10th Attorney General of Nebraska
- In office January 7, 1897 – January 3, 1901
- Governor: Silas A. Holcomb William A. Poynter
- Preceded by: Arthur S. Churchill
- Succeeded by: Frank N. Prout

Personal details
- Born: Constantine Joseph Smyth December 4, 1859 County Cavan, Ireland
- Died: April 14, 1924 (aged 64)
- Party: Democratic
- Education: Creighton University (AM) read law

= Constantine Joseph Smyth =

American judge (1859–1924)

Constantine Joseph Smyth (December 4, 1859 – April 14, 1924) was Chief Justice of the Court of Appeals of the District of Columbia.

▬▬▬▬▬▬

→ **WHAT IS NEEDED**
Repeat word for word the passage of the Constantine Joseph Smyth profile that runs from "- Party: Democratic" up to and including "District of Columbia.".

→ **RECORDS SUPPLIED**
▬▬▬▬▬▬

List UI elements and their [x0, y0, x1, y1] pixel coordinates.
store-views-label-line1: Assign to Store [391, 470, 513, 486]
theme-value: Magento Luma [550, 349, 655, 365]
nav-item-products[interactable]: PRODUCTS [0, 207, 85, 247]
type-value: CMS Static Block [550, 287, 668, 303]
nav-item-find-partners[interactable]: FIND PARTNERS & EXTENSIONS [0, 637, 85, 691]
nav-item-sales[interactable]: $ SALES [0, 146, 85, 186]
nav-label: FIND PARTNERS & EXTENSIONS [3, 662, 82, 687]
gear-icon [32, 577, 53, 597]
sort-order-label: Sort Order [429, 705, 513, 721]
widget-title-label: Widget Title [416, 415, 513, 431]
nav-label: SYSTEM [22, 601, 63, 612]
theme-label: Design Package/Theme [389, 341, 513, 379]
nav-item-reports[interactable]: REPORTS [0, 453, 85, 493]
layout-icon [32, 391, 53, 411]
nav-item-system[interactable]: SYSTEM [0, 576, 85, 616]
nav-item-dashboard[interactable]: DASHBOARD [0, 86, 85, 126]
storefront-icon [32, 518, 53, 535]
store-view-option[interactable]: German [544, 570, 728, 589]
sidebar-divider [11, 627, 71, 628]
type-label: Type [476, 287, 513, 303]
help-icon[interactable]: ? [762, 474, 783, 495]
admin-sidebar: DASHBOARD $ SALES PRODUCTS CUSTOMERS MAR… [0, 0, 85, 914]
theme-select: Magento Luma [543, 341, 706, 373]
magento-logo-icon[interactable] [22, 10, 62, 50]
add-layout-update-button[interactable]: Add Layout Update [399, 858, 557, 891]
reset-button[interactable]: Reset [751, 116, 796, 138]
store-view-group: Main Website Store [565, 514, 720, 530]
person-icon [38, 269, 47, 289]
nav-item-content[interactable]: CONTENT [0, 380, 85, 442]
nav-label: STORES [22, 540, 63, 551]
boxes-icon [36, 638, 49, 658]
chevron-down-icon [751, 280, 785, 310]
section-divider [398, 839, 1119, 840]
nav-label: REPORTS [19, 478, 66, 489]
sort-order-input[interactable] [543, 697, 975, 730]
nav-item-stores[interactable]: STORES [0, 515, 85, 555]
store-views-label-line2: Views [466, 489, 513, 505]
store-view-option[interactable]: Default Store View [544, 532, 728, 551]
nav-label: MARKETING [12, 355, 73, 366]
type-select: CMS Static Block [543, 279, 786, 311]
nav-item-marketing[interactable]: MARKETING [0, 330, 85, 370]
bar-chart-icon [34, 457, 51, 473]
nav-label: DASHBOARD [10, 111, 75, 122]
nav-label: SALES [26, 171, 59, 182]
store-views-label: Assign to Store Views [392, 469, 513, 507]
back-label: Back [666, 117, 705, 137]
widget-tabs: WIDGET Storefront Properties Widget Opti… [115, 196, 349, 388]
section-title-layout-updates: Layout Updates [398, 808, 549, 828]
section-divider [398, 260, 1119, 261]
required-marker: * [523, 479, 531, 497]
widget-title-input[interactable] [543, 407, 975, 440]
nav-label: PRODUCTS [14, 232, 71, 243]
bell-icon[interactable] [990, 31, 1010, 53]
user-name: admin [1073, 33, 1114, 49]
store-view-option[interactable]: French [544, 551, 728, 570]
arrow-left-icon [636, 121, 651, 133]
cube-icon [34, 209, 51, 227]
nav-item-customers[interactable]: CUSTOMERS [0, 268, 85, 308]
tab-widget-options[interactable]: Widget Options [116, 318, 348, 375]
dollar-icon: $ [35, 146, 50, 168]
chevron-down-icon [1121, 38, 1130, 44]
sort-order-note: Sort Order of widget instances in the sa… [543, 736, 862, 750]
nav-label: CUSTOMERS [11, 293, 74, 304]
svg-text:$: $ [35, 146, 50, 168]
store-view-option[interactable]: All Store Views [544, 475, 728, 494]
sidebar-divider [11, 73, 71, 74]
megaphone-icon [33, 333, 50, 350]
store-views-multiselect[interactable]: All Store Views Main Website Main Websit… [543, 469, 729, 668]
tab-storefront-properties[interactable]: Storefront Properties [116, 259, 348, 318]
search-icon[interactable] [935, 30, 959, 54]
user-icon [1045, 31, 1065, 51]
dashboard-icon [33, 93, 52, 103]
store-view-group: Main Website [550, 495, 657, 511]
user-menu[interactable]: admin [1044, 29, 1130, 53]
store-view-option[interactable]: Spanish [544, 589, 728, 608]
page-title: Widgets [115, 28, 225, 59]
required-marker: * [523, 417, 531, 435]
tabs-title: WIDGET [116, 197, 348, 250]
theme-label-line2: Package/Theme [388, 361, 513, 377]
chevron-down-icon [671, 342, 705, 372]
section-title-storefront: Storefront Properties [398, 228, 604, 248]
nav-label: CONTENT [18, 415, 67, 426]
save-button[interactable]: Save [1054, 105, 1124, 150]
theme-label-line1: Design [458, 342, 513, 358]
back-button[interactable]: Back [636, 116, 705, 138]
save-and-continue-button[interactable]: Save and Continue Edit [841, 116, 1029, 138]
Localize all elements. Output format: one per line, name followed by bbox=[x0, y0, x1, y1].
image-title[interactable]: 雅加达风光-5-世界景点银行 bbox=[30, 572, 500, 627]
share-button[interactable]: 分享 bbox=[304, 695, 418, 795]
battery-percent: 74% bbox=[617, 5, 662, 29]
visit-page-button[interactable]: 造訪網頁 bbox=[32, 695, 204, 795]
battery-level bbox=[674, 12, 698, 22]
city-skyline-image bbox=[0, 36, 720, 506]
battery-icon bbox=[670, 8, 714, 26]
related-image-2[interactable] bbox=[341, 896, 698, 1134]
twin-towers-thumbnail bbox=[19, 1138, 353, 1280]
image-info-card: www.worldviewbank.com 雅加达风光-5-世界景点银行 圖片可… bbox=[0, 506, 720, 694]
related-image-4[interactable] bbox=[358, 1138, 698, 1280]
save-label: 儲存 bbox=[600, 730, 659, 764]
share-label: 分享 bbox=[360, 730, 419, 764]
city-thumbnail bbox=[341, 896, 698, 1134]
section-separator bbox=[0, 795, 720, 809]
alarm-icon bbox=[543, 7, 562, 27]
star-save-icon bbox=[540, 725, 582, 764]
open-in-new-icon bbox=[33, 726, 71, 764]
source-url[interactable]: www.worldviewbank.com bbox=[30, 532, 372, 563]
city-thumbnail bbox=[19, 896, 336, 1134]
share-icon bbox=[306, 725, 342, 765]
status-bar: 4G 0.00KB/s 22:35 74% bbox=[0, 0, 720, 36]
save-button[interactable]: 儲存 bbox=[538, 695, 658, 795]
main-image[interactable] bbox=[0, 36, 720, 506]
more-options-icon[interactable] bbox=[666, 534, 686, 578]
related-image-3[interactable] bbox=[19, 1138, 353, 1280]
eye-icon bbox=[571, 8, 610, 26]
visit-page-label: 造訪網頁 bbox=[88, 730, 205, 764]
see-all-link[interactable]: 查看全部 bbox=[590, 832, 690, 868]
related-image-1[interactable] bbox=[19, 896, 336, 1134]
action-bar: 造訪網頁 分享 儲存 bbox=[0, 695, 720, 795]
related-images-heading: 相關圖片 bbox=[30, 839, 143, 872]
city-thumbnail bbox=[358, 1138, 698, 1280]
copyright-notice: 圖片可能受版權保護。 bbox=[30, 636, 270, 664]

▬▬▬▬▬▬

→ **EXPECTED ANSWER**
- Party: Democratic
- Education: Creighton University (AM) read law

= Constantine Joseph Smyth =

American judge (1859–1924)

Constantine Joseph Smyth (December 4, 1859 – April 14, 1924) was Chief Justice of the Court of Appeals of the District of Columbia.